-- BEGIN SOURCE DATA --

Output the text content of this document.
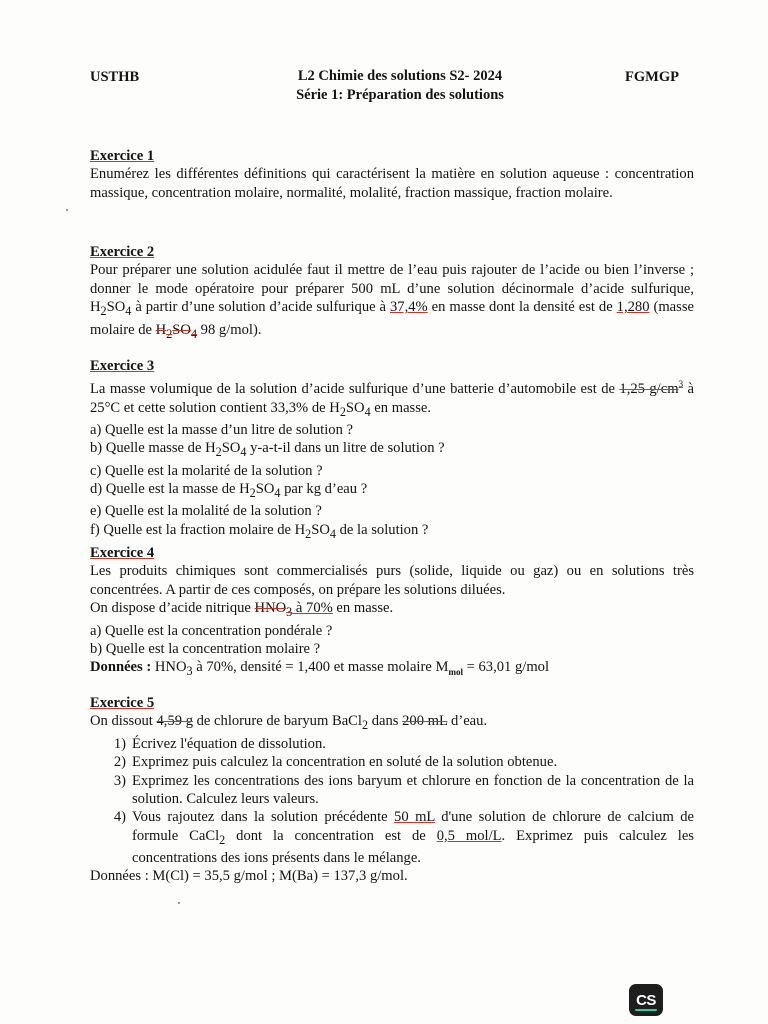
USTHB	L2 Chimie des solutions S2- 2024
Série 1: Préparation des solutions
FGMGP
Exercice 1
Enumérez les différentes définitions qui caractérisent la matière en solution aqueuse : concentration massique, concentration molaire, normalité, molalité, fraction massique, fraction molaire.
Exercice 2
Pour préparer une solution acidulée faut il mettre de l’eau puis rajouter de l’acide ou bien l’inverse ; donner le mode opératoire pour préparer 500 mL d’une solution décinormale d’acide sulfurique, $H_2SO_4$ à partir d’une solution d’acide sulfurique à 37,4% en masse dont la densité est de 1,280 (masse molaire de $H_2SO_4$ 98 g/mol).
Exercice 3
La masse volumique de la solution d’acide sulfurique d’une batterie d’automobile est de 1,25 $g/cm^3$ à 25°C et cette solution contient 33,3% de $H_2SO_4$ en masse.
a) Quelle est la masse d’un litre de solution ?
b) Quelle masse de $H_2SO_4$ y-a-t-il dans un litre de solution ?
c) Quelle est la molarité de la solution ?
d) Quelle est la masse de $H_2SO_4$ par kg d’eau ?
e) Quelle est la molalité de la solution ?
f) Quelle est la fraction molaire de $H_2SO_4$ de la solution ?
Exercice 4
Les produits chimiques sont commercialisés purs (solide, liquide ou gaz) ou en solutions très concentrées. A partir de ces composés, on prépare les solutions diluées.
On dispose d’acide nitrique $HNO_3$ à 70% en masse.
a) Quelle est la concentration pondérale ?
b) Quelle est la concentration molaire ?
Données : $HNO_3$ à 70%, densité = 1,400 et masse molaire $M_{mol} = 63,01$ g/mol
Exercice 5
On dissout 4,59 g de chlorure de baryum BaCl$_2$ dans 200 mL d’eau.
1) Écrivez l'équation de dissolution.
2) Exprimez puis calculez la concentration en soluté de la solution obtenue.
3) Exprimez les concentrations des ions baryum et chlorure en fonction de la concentration de la solution. Calculez leurs valeurs.
4) Vous rajoutez dans la solution précédente 50 mL d'une solution de chlorure de calcium de formule CaCl$_2$ dont la concentration est de 0,5 mol/L. Exprimez puis calculez les concentrations des ions présents dans le mélange.
Données : M(Cl) = 35,5 g/mol ; M(Ba) = 137,3 g/mol.
CS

-- END SOURCE DATA --

■ WHAT THE TASK REQUIRES: Retype the whole listing exactly and leave the pictures out.

■ SOLUTION TO THE PROBLEM:
Output the text content of this document.
USTHB	L2 Chimie des solutions S2- 2024
Série 1: Préparation des solutions
FGMGP
Exercice 1
Enumérez les différentes définitions qui caractérisent la matière en solution aqueuse : concentration massique, concentration molaire, normalité, molalité, fraction massique, fraction molaire.
Exercice 2
Pour préparer une solution acidulée faut il mettre de l’eau puis rajouter de l’acide ou bien l’inverse ; donner le mode opératoire pour préparer 500 mL d’une solution décinormale d’acide sulfurique, $H_2SO_4$ à partir d’une solution d’acide sulfurique à 37,4% en masse dont la densité est de 1,280 (masse molaire de $H_2SO_4$ 98 g/mol).
Exercice 3
La masse volumique de la solution d’acide sulfurique d’une batterie d’automobile est de 1,25 $g/cm^3$ à 25°C et cette solution contient 33,3% de $H_2SO_4$ en masse.
a) Quelle est la masse d’un litre de solution ?
b) Quelle masse de $H_2SO_4$ y-a-t-il dans un litre de solution ?
c) Quelle est la molarité de la solution ?
d) Quelle est la masse de $H_2SO_4$ par kg d’eau ?
e) Quelle est la molalité de la solution ?
f) Quelle est la fraction molaire de $H_2SO_4$ de la solution ?
Exercice 4
Les produits chimiques sont commercialisés purs (solide, liquide ou gaz) ou en solutions très concentrées. A partir de ces composés, on prépare les solutions diluées.
On dispose d’acide nitrique $HNO_3$ à 70% en masse.
a) Quelle est la concentration pondérale ?
b) Quelle est la concentration molaire ?
Données : $HNO_3$ à 70%, densité = 1,400 et masse molaire $M_{mol} = 63,01$ g/mol
Exercice 5
On dissout 4,59 g de chlorure de baryum BaCl$_2$ dans 200 mL d’eau.
1) Écrivez l'équation de dissolution.
2) Exprimez puis calculez la concentration en soluté de la solution obtenue.
3) Exprimez les concentrations des ions baryum et chlorure en fonction de la concentration de la solution. Calculez leurs valeurs.
4) Vous rajoutez dans la solution précédente 50 mL d'une solution de chlorure de calcium de formule CaCl$_2$ dont la concentration est de 0,5 mol/L. Exprimez puis calculez les concentrations des ions présents dans le mélange.
Données : M(Cl) = 35,5 g/mol ; M(Ba) = 137,3 g/mol.
CS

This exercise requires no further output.